§ Task description
Where the string "warsawgenomics" occurs in a line of the data below, that line should be copied.
[[ Raw data open ]]
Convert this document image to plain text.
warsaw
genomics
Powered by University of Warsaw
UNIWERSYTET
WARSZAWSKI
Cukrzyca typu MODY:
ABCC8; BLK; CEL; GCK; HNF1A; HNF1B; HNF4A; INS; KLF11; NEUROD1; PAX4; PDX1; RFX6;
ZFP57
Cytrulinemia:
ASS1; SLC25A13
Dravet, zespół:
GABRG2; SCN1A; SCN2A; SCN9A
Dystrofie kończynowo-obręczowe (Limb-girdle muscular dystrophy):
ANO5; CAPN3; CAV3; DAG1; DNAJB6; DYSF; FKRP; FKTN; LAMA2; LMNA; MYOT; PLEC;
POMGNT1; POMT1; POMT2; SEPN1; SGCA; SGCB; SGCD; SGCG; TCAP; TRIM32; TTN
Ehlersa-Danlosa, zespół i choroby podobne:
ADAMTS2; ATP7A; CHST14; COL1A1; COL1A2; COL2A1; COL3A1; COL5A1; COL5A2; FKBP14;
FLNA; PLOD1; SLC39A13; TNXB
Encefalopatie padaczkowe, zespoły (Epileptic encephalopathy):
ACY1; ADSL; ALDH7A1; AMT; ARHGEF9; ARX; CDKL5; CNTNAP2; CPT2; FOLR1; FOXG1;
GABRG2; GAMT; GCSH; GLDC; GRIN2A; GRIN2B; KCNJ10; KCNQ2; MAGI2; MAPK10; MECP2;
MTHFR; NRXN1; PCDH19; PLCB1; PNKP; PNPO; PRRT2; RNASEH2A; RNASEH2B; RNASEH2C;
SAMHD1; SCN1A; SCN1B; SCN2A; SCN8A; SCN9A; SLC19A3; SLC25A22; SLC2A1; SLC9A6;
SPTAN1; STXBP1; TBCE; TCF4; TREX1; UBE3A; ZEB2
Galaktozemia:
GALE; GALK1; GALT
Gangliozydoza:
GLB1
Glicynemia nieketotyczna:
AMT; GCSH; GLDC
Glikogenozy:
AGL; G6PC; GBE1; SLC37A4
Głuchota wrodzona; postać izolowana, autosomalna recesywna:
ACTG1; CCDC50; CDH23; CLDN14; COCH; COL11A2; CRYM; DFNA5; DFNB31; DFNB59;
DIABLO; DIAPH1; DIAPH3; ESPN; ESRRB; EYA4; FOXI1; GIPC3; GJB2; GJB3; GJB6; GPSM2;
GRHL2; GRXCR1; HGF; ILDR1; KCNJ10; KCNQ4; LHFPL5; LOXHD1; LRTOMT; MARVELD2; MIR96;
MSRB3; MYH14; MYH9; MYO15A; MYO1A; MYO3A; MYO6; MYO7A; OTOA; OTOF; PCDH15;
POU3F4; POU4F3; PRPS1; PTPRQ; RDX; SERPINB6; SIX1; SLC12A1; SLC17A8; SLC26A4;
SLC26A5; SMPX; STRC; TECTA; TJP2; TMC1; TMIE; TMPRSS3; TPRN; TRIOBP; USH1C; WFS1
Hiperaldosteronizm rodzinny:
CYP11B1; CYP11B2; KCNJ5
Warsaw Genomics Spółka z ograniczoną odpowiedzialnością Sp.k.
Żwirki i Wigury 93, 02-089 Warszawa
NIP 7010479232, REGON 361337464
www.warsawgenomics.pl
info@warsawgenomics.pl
[[ Raw data closed ]]
§ Answer space
www.warsawgenomics.pl
info@warsawgenomics.pl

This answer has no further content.